## INSTRUCTION
Return these lines word for word, keeping every character unchanged.

## Raw records
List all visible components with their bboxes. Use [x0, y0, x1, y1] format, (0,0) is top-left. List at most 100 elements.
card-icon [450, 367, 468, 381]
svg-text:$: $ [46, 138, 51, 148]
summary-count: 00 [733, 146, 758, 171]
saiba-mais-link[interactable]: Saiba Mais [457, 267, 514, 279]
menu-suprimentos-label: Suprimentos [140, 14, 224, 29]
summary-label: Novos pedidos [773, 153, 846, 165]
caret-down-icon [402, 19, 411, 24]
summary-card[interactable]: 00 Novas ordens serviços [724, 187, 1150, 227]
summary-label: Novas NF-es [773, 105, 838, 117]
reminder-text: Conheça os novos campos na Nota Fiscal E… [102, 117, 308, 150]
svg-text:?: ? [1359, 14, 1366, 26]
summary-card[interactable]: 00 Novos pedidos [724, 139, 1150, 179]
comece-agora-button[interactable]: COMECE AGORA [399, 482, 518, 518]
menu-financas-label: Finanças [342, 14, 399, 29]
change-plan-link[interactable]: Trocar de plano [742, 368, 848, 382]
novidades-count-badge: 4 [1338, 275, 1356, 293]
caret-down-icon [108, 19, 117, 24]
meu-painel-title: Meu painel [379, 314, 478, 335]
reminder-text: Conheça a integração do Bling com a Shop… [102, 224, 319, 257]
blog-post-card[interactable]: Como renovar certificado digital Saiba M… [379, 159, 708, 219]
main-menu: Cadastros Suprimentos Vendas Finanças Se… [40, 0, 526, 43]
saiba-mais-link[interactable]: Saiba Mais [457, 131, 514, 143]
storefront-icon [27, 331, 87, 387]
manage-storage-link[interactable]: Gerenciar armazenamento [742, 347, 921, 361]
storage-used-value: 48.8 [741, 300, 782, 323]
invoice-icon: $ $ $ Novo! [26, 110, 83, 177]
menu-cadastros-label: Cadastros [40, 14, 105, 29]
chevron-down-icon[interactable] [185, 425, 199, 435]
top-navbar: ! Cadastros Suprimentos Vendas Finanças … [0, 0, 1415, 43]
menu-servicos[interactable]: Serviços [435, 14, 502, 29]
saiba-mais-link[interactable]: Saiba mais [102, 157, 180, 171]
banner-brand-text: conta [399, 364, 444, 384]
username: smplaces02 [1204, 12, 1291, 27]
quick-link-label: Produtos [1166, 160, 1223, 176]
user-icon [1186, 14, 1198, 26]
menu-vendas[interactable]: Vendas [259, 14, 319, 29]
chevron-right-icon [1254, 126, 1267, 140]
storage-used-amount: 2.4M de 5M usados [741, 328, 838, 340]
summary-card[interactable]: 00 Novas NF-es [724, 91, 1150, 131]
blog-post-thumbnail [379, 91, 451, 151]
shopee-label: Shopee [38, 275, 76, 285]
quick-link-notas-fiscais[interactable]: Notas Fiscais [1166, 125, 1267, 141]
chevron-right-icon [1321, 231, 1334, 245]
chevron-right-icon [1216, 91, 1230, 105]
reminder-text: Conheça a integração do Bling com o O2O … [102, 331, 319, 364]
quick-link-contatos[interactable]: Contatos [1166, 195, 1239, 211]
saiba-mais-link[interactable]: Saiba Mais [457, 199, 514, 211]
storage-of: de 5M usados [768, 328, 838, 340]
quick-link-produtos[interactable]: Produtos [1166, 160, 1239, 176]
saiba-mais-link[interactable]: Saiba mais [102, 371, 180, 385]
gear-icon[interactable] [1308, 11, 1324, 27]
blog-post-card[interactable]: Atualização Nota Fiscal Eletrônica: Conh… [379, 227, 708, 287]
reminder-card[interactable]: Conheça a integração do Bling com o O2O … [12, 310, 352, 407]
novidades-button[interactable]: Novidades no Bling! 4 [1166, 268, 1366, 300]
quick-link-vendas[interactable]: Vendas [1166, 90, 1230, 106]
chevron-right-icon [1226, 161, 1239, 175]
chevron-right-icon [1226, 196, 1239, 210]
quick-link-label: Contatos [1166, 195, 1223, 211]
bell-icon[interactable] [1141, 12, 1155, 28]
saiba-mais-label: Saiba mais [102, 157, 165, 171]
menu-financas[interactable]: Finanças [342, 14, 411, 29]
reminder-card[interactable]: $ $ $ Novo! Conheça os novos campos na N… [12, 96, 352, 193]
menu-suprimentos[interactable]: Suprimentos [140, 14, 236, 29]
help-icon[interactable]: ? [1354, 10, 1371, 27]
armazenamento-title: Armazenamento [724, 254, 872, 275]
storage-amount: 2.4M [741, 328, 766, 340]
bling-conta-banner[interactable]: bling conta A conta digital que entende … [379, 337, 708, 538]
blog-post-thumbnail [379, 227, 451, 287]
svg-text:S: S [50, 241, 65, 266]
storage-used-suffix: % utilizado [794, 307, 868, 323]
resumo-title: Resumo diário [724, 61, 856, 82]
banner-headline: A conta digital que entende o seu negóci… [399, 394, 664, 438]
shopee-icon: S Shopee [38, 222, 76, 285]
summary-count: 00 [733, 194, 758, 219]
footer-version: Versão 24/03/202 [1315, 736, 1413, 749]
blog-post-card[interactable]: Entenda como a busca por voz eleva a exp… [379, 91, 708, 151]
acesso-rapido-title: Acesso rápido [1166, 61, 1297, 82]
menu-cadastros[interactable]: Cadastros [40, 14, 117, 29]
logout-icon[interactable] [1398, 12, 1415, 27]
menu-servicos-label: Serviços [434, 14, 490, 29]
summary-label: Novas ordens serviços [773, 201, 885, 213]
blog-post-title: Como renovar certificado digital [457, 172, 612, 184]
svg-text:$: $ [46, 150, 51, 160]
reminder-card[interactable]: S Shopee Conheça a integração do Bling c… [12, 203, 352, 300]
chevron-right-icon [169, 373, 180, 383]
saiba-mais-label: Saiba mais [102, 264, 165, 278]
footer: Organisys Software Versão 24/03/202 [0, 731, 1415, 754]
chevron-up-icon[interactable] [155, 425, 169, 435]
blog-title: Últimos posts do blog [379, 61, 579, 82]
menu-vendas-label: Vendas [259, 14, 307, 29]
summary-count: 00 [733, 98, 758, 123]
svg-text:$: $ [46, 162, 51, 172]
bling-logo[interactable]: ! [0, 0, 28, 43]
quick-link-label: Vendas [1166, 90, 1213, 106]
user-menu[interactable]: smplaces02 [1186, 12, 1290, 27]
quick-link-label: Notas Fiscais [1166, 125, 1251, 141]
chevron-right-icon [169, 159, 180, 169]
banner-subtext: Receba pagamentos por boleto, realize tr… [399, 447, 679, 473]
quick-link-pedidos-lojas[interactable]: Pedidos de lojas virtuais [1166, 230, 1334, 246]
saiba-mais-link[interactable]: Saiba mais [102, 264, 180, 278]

## RESULT FOR THIS EXERCISE
List all visible components with their bboxes. Use [x0, y0, x1, y1] format, (0,0) is top-left. List at most 100 elements.
card-icon [450, 367, 468, 381]
svg-text:$: $ [46, 138, 51, 148]
summary-count: 00 [733, 146, 758, 171]
saiba-mais-link[interactable]: Saiba Mais [457, 267, 514, 279]
menu-suprimentos-label: Suprimentos [140, 14, 224, 29]
summary-label: Novos pedidos [773, 153, 846, 165]
caret-down-icon [402, 19, 411, 24]
summary-card[interactable]: 00 Novas ordens serviços [724, 187, 1150, 227]
summary-label: Novas NF-es [773, 105, 838, 117]
reminder-text: Conheça os novos campos na Nota Fiscal E… [102, 117, 308, 150]
svg-text:?: ? [1359, 14, 1366, 26]
summary-card[interactable]: 00 Novos pedidos [724, 139, 1150, 179]
comece-agora-button[interactable]: COMECE AGORA [399, 482, 518, 518]
menu-financas-label: Finanças [342, 14, 399, 29]
change-plan-link[interactable]: Trocar de plano [742, 368, 848, 382]
novidades-count-badge: 4 [1338, 275, 1356, 293]
caret-down-icon [108, 19, 117, 24]
meu-painel-title: Meu painel [379, 314, 478, 335]
reminder-text: Conheça a integração do Bling com a Shop… [102, 224, 319, 257]
blog-post-card[interactable]: Como renovar certificado digital Saiba M… [379, 159, 708, 219]
main-menu: Cadastros Suprimentos Vendas Finanças Se… [40, 0, 526, 43]
saiba-mais-link[interactable]: Saiba Mais [457, 131, 514, 143]
storefront-icon [27, 331, 87, 387]
manage-storage-link[interactable]: Gerenciar armazenamento [742, 347, 921, 361]
storage-used-value: 48.8 [741, 300, 782, 323]
invoice-icon: $ $ $ Novo! [26, 110, 83, 177]
menu-cadastros-label: Cadastros [40, 14, 105, 29]
chevron-down-icon[interactable] [185, 425, 199, 435]
top-navbar: ! Cadastros Suprimentos Vendas Finanças … [0, 0, 1415, 43]
menu-servicos[interactable]: Serviços [435, 14, 502, 29]
saiba-mais-link[interactable]: Saiba mais [102, 157, 180, 171]
banner-brand-text: conta [399, 364, 444, 384]
username: smplaces02 [1204, 12, 1291, 27]
quick-link-label: Produtos [1166, 160, 1223, 176]
user-icon [1186, 14, 1198, 26]
menu-vendas[interactable]: Vendas [259, 14, 319, 29]
chevron-right-icon [1254, 126, 1267, 140]
storage-used-amount: 2.4M de 5M usados [741, 328, 838, 340]
summary-card[interactable]: 00 Novas NF-es [724, 91, 1150, 131]
blog-post-thumbnail [379, 91, 451, 151]
shopee-label: Shopee [38, 275, 76, 285]
quick-link-notas-fiscais[interactable]: Notas Fiscais [1166, 125, 1267, 141]
chevron-right-icon [1321, 231, 1334, 245]
chevron-right-icon [1216, 91, 1230, 105]
reminder-text: Conheça a integração do Bling com o O2O … [102, 331, 319, 364]
quick-link-contatos[interactable]: Contatos [1166, 195, 1239, 211]
saiba-mais-link[interactable]: Saiba Mais [457, 199, 514, 211]
storage-of: de 5M usados [768, 328, 838, 340]
quick-link-produtos[interactable]: Produtos [1166, 160, 1239, 176]
saiba-mais-link[interactable]: Saiba mais [102, 371, 180, 385]
gear-icon[interactable] [1308, 11, 1324, 27]
blog-post-card[interactable]: Atualização Nota Fiscal Eletrônica: Conh… [379, 227, 708, 287]
reminder-card[interactable]: Conheça a integração do Bling com o O2O … [12, 310, 352, 407]
novidades-button[interactable]: Novidades no Bling! 4 [1166, 268, 1366, 300]
quick-link-vendas[interactable]: Vendas [1166, 90, 1230, 106]
chevron-right-icon [1226, 161, 1239, 175]
chevron-right-icon [1226, 196, 1239, 210]
quick-link-label: Contatos [1166, 195, 1223, 211]
bell-icon[interactable] [1141, 12, 1155, 28]
saiba-mais-label: Saiba mais [102, 157, 165, 171]
menu-financas[interactable]: Finanças [342, 14, 411, 29]
reminder-card[interactable]: $ $ $ Novo! Conheça os novos campos na N… [12, 96, 352, 193]
menu-suprimentos[interactable]: Suprimentos [140, 14, 236, 29]
help-icon[interactable]: ? [1354, 10, 1371, 27]
armazenamento-title: Armazenamento [724, 254, 872, 275]
storage-amount: 2.4M [741, 328, 766, 340]
bling-conta-banner[interactable]: bling conta A conta digital que entende … [379, 337, 708, 538]
blog-post-thumbnail [379, 227, 451, 287]
svg-text:S: S [50, 241, 65, 266]
storage-used-suffix: % utilizado [794, 307, 868, 323]
resumo-title: Resumo diário [724, 61, 856, 82]
banner-headline: A conta digital que entende o seu negóci… [399, 394, 664, 438]
shopee-icon: S Shopee [38, 222, 76, 285]
summary-count: 00 [733, 194, 758, 219]
footer-version: Versão 24/03/202 [1315, 736, 1413, 749]
blog-post-card[interactable]: Entenda como a busca por voz eleva a exp… [379, 91, 708, 151]
acesso-rapido-title: Acesso rápido [1166, 61, 1297, 82]
menu-cadastros[interactable]: Cadastros [40, 14, 117, 29]
logout-icon[interactable] [1398, 12, 1415, 27]
menu-servicos-label: Serviços [434, 14, 490, 29]
summary-label: Novas ordens serviços [773, 201, 885, 213]
blog-post-title: Como renovar certificado digital [457, 172, 612, 184]
svg-text:$: $ [46, 150, 51, 160]
reminder-card[interactable]: S Shopee Conheça a integração do Bling c… [12, 203, 352, 300]
chevron-right-icon [169, 373, 180, 383]
saiba-mais-label: Saiba mais [102, 264, 165, 278]
footer: Organisys Software Versão 24/03/202 [0, 731, 1415, 754]
chevron-up-icon[interactable] [155, 425, 169, 435]
blog-title: Últimos posts do blog [379, 61, 579, 82]
menu-vendas-label: Vendas [259, 14, 307, 29]
summary-count: 00 [733, 98, 758, 123]
svg-text:$: $ [46, 162, 51, 172]
bling-logo[interactable]: ! [0, 0, 28, 43]
quick-link-label: Vendas [1166, 90, 1213, 106]
user-menu[interactable]: smplaces02 [1186, 12, 1290, 27]
quick-link-label: Notas Fiscais [1166, 125, 1251, 141]
chevron-right-icon [169, 159, 180, 169]
banner-subtext: Receba pagamentos por boleto, realize tr… [399, 447, 679, 473]
quick-link-pedidos-lojas[interactable]: Pedidos de lojas virtuais [1166, 230, 1334, 246]
saiba-mais-link[interactable]: Saiba mais [102, 264, 180, 278]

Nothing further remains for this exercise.